* Dataset records *
* * *

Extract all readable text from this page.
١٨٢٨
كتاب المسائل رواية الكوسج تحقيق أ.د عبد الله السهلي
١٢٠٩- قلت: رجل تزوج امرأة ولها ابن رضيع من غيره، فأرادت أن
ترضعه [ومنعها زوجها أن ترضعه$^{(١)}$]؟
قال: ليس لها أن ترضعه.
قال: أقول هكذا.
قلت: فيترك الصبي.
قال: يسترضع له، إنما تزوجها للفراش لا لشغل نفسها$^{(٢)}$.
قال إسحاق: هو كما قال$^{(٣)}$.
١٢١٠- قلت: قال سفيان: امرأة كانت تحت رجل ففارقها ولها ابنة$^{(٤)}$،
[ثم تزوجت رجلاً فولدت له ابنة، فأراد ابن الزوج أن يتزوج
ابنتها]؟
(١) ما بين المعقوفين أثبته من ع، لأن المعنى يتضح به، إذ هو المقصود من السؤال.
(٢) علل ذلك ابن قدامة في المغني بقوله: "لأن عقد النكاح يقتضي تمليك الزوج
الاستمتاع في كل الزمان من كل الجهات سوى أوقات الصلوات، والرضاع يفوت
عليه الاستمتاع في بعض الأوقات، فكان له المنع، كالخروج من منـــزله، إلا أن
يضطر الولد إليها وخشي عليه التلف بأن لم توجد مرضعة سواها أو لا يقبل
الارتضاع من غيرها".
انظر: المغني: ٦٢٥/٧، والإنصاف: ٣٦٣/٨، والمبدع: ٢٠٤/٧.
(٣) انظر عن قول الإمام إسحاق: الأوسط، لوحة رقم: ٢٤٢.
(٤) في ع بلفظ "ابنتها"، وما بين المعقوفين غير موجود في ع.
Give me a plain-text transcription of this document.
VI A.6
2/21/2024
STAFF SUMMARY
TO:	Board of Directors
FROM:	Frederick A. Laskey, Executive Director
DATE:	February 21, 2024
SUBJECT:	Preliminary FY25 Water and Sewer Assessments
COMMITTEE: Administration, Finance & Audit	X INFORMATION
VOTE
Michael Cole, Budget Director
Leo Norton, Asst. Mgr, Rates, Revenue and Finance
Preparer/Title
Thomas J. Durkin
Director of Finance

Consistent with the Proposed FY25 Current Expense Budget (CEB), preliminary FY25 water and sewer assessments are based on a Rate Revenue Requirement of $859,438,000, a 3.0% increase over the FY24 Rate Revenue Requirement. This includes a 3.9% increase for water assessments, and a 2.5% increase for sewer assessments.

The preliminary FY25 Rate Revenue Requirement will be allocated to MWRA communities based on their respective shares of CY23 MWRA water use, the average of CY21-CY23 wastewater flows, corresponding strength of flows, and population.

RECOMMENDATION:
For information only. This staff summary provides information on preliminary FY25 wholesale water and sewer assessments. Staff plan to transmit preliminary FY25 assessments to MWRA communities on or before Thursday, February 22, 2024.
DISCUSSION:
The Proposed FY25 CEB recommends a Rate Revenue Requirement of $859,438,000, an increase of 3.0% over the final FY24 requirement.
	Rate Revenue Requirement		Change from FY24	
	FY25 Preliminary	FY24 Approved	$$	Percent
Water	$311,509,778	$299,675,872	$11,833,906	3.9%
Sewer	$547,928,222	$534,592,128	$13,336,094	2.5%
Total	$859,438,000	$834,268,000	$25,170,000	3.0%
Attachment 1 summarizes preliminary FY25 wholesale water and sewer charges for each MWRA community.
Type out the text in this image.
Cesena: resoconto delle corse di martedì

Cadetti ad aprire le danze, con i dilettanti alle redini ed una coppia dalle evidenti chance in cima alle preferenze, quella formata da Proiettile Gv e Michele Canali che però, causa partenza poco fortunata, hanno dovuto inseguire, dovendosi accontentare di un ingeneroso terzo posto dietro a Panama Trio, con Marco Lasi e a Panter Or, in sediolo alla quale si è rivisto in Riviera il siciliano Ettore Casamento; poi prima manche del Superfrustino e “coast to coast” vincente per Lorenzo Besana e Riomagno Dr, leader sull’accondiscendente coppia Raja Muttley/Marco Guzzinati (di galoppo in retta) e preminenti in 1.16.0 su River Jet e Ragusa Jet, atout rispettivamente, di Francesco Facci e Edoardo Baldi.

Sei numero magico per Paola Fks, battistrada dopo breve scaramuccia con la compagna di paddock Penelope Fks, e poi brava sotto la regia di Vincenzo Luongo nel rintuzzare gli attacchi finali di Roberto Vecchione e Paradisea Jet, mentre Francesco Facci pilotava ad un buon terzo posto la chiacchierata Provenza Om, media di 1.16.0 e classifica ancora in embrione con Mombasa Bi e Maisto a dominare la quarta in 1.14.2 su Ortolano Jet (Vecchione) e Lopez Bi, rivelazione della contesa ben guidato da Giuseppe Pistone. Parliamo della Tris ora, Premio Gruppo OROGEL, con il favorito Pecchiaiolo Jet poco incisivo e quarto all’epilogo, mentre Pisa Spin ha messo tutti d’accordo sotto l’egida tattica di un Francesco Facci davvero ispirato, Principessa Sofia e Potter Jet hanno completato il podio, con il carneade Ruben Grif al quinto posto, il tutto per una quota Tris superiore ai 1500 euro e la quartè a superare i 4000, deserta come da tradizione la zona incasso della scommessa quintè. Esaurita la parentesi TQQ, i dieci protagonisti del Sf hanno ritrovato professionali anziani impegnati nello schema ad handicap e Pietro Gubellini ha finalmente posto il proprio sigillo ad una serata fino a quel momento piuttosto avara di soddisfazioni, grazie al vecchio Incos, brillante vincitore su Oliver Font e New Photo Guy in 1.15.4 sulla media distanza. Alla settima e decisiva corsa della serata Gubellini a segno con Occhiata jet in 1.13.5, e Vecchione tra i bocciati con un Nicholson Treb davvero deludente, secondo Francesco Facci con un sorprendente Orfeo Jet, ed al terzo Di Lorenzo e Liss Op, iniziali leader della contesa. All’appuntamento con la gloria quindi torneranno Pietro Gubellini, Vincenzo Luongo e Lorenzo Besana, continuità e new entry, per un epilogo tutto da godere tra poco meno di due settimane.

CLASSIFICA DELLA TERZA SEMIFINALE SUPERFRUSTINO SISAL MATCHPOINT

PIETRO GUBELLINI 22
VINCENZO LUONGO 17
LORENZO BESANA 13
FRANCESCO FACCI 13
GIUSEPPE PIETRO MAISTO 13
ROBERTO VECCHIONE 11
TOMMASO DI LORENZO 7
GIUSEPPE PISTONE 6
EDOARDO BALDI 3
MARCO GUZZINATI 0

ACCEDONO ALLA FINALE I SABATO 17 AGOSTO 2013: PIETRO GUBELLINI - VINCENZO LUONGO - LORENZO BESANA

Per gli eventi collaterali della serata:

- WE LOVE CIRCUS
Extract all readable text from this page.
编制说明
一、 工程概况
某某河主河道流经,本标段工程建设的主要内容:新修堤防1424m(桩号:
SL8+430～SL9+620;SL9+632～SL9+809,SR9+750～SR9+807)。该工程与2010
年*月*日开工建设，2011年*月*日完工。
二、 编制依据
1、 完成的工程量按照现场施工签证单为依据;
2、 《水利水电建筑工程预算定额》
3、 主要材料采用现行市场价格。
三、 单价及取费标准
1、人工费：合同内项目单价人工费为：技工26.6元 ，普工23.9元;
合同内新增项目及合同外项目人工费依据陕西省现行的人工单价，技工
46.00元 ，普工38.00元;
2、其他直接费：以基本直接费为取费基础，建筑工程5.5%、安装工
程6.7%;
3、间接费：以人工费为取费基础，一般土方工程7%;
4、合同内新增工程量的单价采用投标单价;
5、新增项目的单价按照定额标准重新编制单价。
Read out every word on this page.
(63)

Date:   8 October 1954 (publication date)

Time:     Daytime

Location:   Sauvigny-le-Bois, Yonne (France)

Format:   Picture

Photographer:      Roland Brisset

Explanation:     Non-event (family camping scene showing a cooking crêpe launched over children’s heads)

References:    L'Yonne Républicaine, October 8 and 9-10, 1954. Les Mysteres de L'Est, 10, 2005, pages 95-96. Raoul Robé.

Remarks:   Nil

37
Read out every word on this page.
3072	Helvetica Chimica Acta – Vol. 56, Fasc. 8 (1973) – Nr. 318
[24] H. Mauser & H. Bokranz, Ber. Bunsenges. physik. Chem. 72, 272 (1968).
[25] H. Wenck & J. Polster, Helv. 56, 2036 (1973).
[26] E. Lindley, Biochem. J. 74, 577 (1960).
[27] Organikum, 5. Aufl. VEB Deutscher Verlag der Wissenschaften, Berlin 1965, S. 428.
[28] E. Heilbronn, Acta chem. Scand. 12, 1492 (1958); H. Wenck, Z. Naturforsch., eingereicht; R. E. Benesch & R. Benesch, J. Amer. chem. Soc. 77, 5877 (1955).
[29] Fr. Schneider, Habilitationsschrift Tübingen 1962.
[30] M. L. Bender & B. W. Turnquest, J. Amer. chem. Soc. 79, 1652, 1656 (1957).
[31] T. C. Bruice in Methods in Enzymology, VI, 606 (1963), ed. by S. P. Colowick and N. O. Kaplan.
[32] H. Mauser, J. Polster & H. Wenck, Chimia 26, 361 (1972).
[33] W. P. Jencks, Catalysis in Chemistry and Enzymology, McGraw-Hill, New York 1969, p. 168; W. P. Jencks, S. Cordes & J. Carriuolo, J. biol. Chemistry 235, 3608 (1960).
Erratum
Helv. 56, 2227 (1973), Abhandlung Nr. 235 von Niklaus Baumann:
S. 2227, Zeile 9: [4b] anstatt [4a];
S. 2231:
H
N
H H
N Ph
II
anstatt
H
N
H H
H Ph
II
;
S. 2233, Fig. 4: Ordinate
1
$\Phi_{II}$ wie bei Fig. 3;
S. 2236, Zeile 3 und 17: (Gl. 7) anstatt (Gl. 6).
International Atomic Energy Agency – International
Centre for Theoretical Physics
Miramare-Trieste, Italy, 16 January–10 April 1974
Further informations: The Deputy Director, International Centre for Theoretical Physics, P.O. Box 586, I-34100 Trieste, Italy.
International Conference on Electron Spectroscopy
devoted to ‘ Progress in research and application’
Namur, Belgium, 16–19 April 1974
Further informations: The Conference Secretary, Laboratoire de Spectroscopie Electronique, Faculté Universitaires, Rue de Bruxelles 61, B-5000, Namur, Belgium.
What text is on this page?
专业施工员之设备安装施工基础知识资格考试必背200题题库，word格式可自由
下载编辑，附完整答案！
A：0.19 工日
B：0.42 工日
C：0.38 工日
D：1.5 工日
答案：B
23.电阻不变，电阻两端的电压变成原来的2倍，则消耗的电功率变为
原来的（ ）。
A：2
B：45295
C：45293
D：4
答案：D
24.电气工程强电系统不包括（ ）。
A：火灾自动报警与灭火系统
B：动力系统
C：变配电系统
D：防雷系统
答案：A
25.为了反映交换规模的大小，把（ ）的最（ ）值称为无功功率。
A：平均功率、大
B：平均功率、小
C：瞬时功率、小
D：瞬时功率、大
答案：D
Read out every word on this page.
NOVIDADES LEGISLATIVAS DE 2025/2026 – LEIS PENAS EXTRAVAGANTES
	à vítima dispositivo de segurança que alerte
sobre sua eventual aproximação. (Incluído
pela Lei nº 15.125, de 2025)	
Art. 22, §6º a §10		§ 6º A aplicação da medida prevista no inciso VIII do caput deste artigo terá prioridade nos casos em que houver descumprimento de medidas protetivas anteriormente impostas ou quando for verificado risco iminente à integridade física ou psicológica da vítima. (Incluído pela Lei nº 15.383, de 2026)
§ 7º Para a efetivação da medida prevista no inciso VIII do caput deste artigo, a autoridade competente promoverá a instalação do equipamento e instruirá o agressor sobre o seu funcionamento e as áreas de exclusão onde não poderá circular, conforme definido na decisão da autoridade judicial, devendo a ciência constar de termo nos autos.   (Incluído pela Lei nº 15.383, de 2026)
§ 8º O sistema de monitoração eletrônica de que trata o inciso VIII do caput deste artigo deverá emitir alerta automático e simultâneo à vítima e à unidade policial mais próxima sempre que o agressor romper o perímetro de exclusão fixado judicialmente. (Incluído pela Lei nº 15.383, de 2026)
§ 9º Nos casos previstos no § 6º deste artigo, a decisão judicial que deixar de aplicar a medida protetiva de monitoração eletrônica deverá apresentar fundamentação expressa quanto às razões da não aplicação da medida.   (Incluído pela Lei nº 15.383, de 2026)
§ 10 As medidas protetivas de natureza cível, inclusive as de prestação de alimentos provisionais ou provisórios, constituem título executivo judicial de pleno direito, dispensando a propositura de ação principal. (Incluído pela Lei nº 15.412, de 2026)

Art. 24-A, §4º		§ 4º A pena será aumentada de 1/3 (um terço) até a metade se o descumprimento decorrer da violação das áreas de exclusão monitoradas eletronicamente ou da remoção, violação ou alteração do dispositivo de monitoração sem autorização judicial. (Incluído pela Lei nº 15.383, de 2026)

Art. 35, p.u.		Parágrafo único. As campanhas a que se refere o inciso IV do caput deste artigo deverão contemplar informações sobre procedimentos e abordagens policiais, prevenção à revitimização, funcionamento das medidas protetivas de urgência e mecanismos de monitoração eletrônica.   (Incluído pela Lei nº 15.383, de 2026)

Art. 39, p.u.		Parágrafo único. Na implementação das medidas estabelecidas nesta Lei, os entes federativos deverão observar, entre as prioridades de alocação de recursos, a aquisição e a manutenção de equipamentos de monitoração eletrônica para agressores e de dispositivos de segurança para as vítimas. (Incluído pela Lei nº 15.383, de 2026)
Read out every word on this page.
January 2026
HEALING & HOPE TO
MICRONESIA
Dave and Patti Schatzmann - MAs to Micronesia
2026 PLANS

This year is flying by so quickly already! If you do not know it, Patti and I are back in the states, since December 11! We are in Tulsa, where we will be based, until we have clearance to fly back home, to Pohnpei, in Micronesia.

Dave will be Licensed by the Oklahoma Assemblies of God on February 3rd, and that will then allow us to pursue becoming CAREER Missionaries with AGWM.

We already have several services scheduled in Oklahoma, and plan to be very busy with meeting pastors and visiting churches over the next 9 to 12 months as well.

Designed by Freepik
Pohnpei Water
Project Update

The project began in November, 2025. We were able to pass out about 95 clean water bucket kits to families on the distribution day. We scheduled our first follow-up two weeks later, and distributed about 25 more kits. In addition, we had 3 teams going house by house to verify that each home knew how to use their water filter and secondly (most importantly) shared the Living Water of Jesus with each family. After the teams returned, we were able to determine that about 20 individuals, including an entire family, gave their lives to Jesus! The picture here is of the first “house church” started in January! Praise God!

* * *

* Work instructions *
Above are records; say how many of their lines contain the word "Centre", giving only the number.

* Reply *
2